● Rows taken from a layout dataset
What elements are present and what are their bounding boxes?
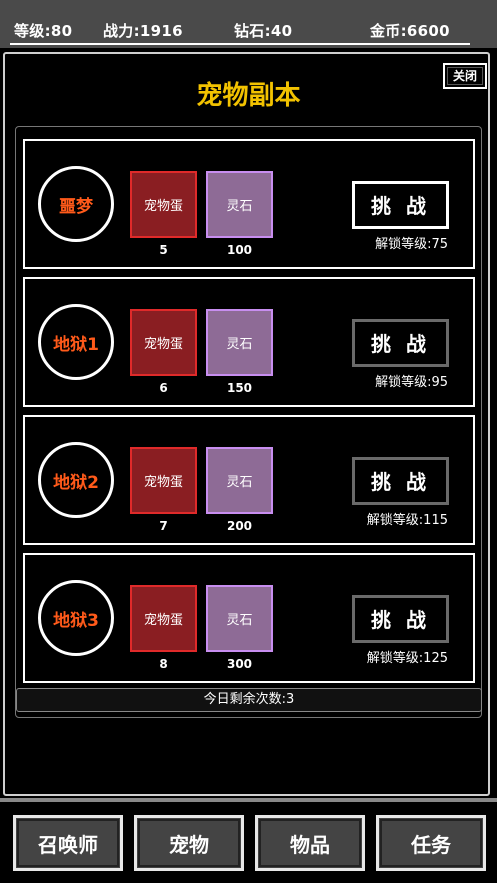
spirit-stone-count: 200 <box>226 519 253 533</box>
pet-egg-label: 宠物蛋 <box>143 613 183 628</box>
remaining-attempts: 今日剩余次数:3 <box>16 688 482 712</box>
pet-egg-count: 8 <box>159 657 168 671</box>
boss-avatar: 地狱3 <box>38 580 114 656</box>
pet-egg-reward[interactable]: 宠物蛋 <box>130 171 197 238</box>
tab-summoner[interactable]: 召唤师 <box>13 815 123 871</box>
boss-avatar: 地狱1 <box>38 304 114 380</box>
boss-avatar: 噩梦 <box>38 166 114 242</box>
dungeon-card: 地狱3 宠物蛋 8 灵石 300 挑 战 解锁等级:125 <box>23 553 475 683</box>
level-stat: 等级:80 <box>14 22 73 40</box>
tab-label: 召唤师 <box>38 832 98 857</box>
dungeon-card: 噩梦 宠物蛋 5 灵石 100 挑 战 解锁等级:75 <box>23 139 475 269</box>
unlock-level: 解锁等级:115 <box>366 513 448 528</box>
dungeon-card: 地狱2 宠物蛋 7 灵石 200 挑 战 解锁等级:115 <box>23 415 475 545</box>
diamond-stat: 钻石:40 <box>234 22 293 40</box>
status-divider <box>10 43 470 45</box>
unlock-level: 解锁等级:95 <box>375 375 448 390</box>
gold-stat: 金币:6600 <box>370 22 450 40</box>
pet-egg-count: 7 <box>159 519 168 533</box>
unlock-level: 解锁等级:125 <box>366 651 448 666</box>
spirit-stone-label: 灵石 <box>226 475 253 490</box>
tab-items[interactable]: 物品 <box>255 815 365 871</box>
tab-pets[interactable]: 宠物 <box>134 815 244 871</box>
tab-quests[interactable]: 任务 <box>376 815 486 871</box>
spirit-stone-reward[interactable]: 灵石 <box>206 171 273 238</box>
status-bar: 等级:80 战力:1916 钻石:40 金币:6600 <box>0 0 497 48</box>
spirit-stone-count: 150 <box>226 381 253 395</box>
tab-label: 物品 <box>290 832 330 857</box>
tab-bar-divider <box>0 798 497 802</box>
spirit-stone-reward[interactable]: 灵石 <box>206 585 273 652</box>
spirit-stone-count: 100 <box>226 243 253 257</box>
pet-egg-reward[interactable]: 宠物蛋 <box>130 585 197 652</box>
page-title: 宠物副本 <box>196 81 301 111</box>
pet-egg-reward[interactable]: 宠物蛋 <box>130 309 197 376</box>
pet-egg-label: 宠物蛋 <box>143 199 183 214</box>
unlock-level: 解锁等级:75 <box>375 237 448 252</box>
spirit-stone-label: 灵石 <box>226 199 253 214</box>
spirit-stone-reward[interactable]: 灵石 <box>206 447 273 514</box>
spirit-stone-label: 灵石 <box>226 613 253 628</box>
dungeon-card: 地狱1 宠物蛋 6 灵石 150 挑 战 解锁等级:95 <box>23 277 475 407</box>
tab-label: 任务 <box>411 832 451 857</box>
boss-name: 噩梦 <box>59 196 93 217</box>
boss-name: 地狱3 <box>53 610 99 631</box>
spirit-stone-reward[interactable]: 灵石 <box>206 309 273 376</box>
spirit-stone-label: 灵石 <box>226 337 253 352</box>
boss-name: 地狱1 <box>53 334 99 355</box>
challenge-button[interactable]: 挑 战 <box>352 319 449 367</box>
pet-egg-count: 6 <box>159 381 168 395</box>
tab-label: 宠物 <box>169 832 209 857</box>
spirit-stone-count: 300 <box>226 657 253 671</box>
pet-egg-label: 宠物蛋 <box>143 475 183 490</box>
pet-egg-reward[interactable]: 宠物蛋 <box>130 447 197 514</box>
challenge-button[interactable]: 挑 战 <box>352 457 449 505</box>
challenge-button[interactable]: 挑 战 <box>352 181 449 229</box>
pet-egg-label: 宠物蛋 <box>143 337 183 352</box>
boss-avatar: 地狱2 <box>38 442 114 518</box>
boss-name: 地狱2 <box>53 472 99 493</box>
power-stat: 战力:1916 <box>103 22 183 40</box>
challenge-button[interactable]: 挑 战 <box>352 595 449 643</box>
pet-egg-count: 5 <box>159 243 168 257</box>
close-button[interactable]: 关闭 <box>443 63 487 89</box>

● PROBLEM STATEMENT
Recast every line of the records above as a numbered list, skipping any blank lines and leaving the pictures out.

● WRITTEN REPLY
1. What elements are present and what are their bounding boxes?
2. spirit-stone-count: 200 <box>226 519 253 533</box>
3. pet-egg-label: 宠物蛋 <box>143 613 183 628</box>
4. remaining-attempts: 今日剩余次数:3 <box>16 688 482 712</box>
5. pet-egg-count: 8 <box>159 657 168 671</box>
6. boss-avatar: 地狱3 <box>38 580 114 656</box>
7. pet-egg-reward[interactable]: 宠物蛋 <box>130 171 197 238</box>
8. tab-summoner[interactable]: 召唤师 <box>13 815 123 871</box>
9. boss-avatar: 地狱1 <box>38 304 114 380</box>
10. boss-avatar: 噩梦 <box>38 166 114 242</box>
11. dungeon-card: 地狱3 宠物蛋 8 灵石 300 挑 战 解锁等级:125 <box>23 553 475 683</box>
12. level-stat: 等级:80 <box>14 22 73 40</box>
13. tab-label: 召唤师 <box>38 832 98 857</box>
14. dungeon-card: 噩梦 宠物蛋 5 灵石 100 挑 战 解锁等级:75 <box>23 139 475 269</box>
15. unlock-level: 解锁等级:115 <box>366 513 448 528</box>
16. dungeon-card: 地狱2 宠物蛋 7 灵石 200 挑 战 解锁等级:115 <box>23 415 475 545</box>
17. diamond-stat: 钻石:40 <box>234 22 293 40</box>
18. status-divider <box>10 43 470 45</box>
19. unlock-level: 解锁等级:95 <box>375 375 448 390</box>
20. gold-stat: 金币:6600 <box>370 22 450 40</box>
21. pet-egg-count: 7 <box>159 519 168 533</box>
22. unlock-level: 解锁等级:125 <box>366 651 448 666</box>
23. spirit-stone-label: 灵石 <box>226 475 253 490</box>
24. tab-items[interactable]: 物品 <box>255 815 365 871</box>
25. tab-pets[interactable]: 宠物 <box>134 815 244 871</box>
26. tab-quests[interactable]: 任务 <box>376 815 486 871</box>
27. spirit-stone-reward[interactable]: 灵石 <box>206 171 273 238</box>
28. status-bar: 等级:80 战力:1916 钻石:40 金币:6600 <box>0 0 497 48</box>
29. spirit-stone-count: 150 <box>226 381 253 395</box>
30. tab-label: 物品 <box>290 832 330 857</box>
31. tab-bar-divider <box>0 798 497 802</box>
32. spirit-stone-reward[interactable]: 灵石 <box>206 585 273 652</box>
33. spirit-stone-count: 100 <box>226 243 253 257</box>
34. pet-egg-reward[interactable]: 宠物蛋 <box>130 585 197 652</box>
35. page-title: 宠物副本 <box>196 81 301 111</box>
36. pet-egg-reward[interactable]: 宠物蛋 <box>130 309 197 376</box>
37. pet-egg-label: 宠物蛋 <box>143 199 183 214</box>
38. unlock-level: 解锁等级:75 <box>375 237 448 252</box>
39. spirit-stone-label: 灵石 <box>226 199 253 214</box>
40. spirit-stone-reward[interactable]: 灵石 <box>206 447 273 514</box>
41. spirit-stone-label: 灵石 <box>226 613 253 628</box>
42. dungeon-card: 地狱1 宠物蛋 6 灵石 150 挑 战 解锁等级:95 <box>23 277 475 407</box>
43. tab-label: 任务 <box>411 832 451 857</box>
44. boss-name: 噩梦 <box>59 196 93 217</box>
45. boss-name: 地狱3 <box>53 610 99 631</box>
46. spirit-stone-reward[interactable]: 灵石 <box>206 309 273 376</box>
47. spirit-stone-label: 灵石 <box>226 337 253 352</box>
48. boss-name: 地狱1 <box>53 334 99 355</box>
49. challenge-button[interactable]: 挑 战 <box>352 319 449 367</box>
50. pet-egg-count: 6 <box>159 381 168 395</box>
51. tab-label: 宠物 <box>169 832 209 857</box>
52. spirit-stone-count: 300 <box>226 657 253 671</box>
53. pet-egg-label: 宠物蛋 <box>143 475 183 490</box>
54. pet-egg-reward[interactable]: 宠物蛋 <box>130 447 197 514</box>
55. challenge-button[interactable]: 挑 战 <box>352 457 449 505</box>
56. challenge-button[interactable]: 挑 战 <box>352 181 449 229</box>
57. pet-egg-label: 宠物蛋 <box>143 337 183 352</box>
58. boss-avatar: 地狱2 <box>38 442 114 518</box>
59. boss-name: 地狱2 <box>53 472 99 493</box>
60. power-stat: 战力:1916 <box>103 22 183 40</box>
61. challenge-button[interactable]: 挑 战 <box>352 595 449 643</box>
62. pet-egg-count: 5 <box>159 243 168 257</box>
63. close-button[interactable]: 关闭 <box>443 63 487 89</box>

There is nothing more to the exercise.